Material for the task:
# # # #
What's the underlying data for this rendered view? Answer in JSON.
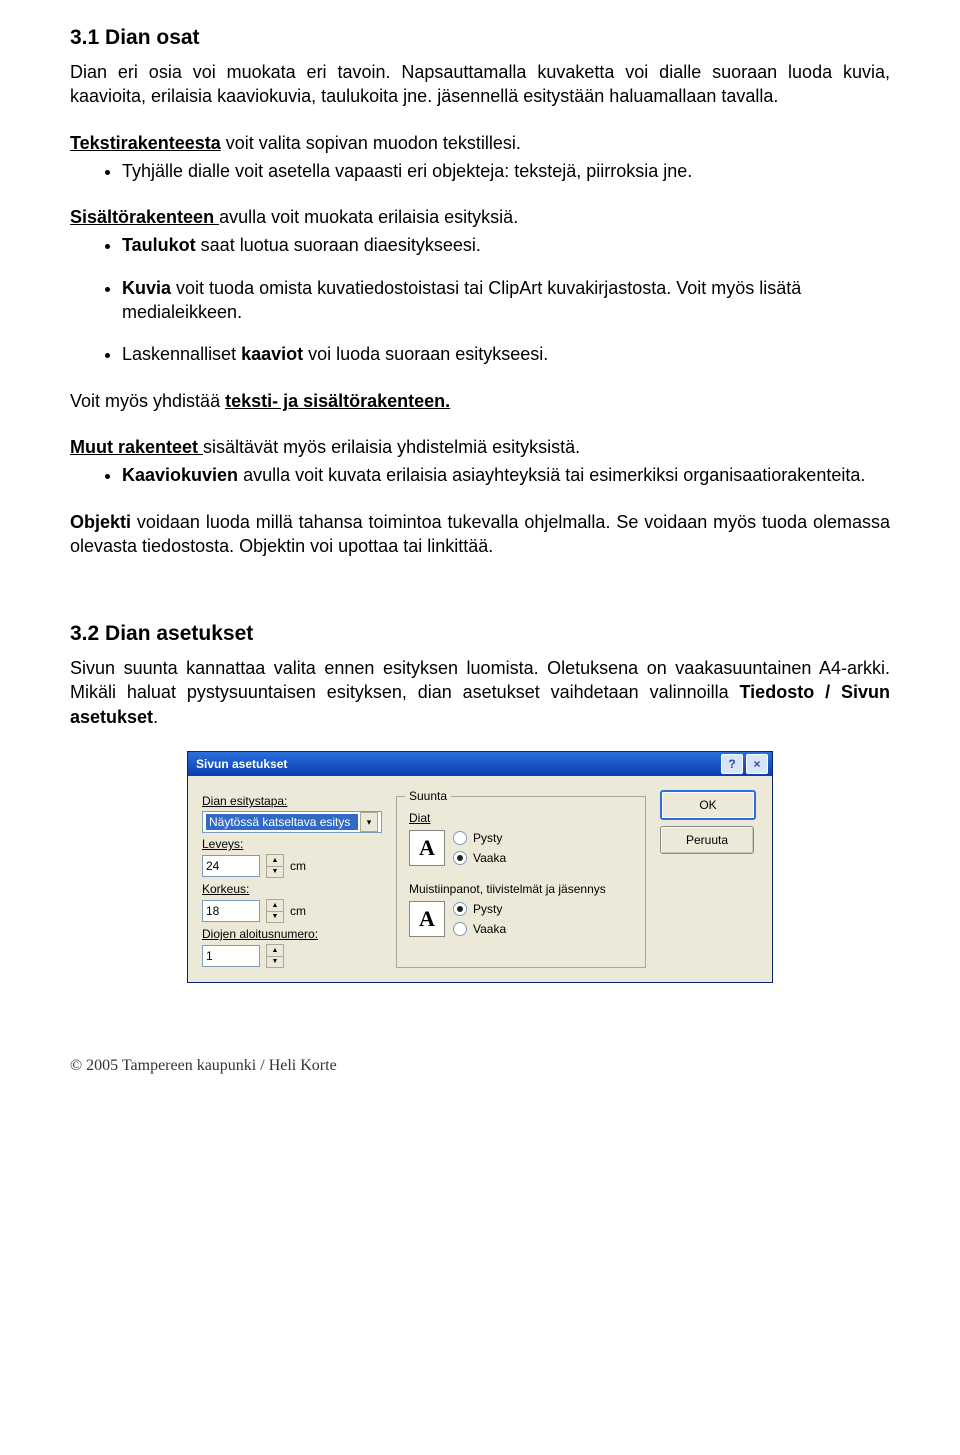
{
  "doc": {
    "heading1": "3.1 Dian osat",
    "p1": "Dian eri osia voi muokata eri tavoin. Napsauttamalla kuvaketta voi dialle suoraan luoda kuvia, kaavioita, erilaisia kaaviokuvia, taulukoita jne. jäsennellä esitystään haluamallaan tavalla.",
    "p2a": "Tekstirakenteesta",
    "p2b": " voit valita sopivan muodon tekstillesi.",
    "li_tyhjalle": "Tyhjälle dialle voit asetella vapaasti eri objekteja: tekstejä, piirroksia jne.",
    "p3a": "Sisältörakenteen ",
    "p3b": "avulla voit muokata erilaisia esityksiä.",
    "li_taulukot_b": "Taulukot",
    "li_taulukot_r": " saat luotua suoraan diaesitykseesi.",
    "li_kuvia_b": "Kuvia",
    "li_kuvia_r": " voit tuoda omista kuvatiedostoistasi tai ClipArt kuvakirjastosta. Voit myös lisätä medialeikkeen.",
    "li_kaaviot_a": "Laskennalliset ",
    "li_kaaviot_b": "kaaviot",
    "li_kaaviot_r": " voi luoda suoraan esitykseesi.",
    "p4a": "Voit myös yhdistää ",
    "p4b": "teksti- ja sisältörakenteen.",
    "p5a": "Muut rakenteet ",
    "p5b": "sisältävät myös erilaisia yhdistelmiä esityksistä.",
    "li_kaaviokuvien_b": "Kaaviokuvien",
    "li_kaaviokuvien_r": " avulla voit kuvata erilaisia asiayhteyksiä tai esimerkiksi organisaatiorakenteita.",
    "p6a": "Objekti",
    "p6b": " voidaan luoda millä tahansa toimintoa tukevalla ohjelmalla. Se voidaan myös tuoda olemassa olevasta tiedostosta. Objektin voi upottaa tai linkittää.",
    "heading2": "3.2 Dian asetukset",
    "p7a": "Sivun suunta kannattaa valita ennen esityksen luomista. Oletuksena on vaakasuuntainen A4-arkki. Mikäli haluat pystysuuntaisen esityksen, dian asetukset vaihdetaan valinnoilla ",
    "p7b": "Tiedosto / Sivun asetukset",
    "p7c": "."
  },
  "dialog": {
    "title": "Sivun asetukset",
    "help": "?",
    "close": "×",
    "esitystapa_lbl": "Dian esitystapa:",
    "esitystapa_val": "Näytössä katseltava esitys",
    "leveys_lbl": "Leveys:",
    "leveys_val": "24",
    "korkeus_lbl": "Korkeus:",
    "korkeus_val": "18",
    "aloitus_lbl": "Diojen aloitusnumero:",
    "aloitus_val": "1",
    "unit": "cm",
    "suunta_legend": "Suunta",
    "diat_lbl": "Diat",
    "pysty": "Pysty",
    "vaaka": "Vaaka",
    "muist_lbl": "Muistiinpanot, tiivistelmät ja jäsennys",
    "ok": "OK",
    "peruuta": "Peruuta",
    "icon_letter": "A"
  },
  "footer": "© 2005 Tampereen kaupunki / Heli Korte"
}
# # # #
Directive:
Print all the records again exactly; do not include any picture.

Worked solution:
What's the underlying data for this rendered view? Answer in JSON.
{
  "doc": {
    "heading1": "3.1 Dian osat",
    "p1": "Dian eri osia voi muokata eri tavoin. Napsauttamalla kuvaketta voi dialle suoraan luoda kuvia, kaavioita, erilaisia kaaviokuvia, taulukoita jne. jäsennellä esitystään haluamallaan tavalla.",
    "p2a": "Tekstirakenteesta",
    "p2b": " voit valita sopivan muodon tekstillesi.",
    "li_tyhjalle": "Tyhjälle dialle voit asetella vapaasti eri objekteja: tekstejä, piirroksia jne.",
    "p3a": "Sisältörakenteen ",
    "p3b": "avulla voit muokata erilaisia esityksiä.",
    "li_taulukot_b": "Taulukot",
    "li_taulukot_r": " saat luotua suoraan diaesitykseesi.",
    "li_kuvia_b": "Kuvia",
    "li_kuvia_r": " voit tuoda omista kuvatiedostoistasi tai ClipArt kuvakirjastosta. Voit myös lisätä medialeikkeen.",
    "li_kaaviot_a": "Laskennalliset ",
    "li_kaaviot_b": "kaaviot",
    "li_kaaviot_r": " voi luoda suoraan esitykseesi.",
    "p4a": "Voit myös yhdistää ",
    "p4b": "teksti- ja sisältörakenteen.",
    "p5a": "Muut rakenteet ",
    "p5b": "sisältävät myös erilaisia yhdistelmiä esityksistä.",
    "li_kaaviokuvien_b": "Kaaviokuvien",
    "li_kaaviokuvien_r": " avulla voit kuvata erilaisia asiayhteyksiä tai esimerkiksi organisaatiorakenteita.",
    "p6a": "Objekti",
    "p6b": " voidaan luoda millä tahansa toimintoa tukevalla ohjelmalla. Se voidaan myös tuoda olemassa olevasta tiedostosta. Objektin voi upottaa tai linkittää.",
    "heading2": "3.2 Dian asetukset",
    "p7a": "Sivun suunta kannattaa valita ennen esityksen luomista. Oletuksena on vaakasuuntainen A4-arkki. Mikäli haluat pystysuuntaisen esityksen, dian asetukset vaihdetaan valinnoilla ",
    "p7b": "Tiedosto / Sivun asetukset",
    "p7c": "."
  },
  "dialog": {
    "title": "Sivun asetukset",
    "help": "?",
    "close": "×",
    "esitystapa_lbl": "Dian esitystapa:",
    "esitystapa_val": "Näytössä katseltava esitys",
    "leveys_lbl": "Leveys:",
    "leveys_val": "24",
    "korkeus_lbl": "Korkeus:",
    "korkeus_val": "18",
    "aloitus_lbl": "Diojen aloitusnumero:",
    "aloitus_val": "1",
    "unit": "cm",
    "suunta_legend": "Suunta",
    "diat_lbl": "Diat",
    "pysty": "Pysty",
    "vaaka": "Vaaka",
    "muist_lbl": "Muistiinpanot, tiivistelmät ja jäsennys",
    "ok": "OK",
    "peruuta": "Peruuta",
    "icon_letter": "A"
  },
  "footer": "© 2005 Tampereen kaupunki / Heli Korte"
}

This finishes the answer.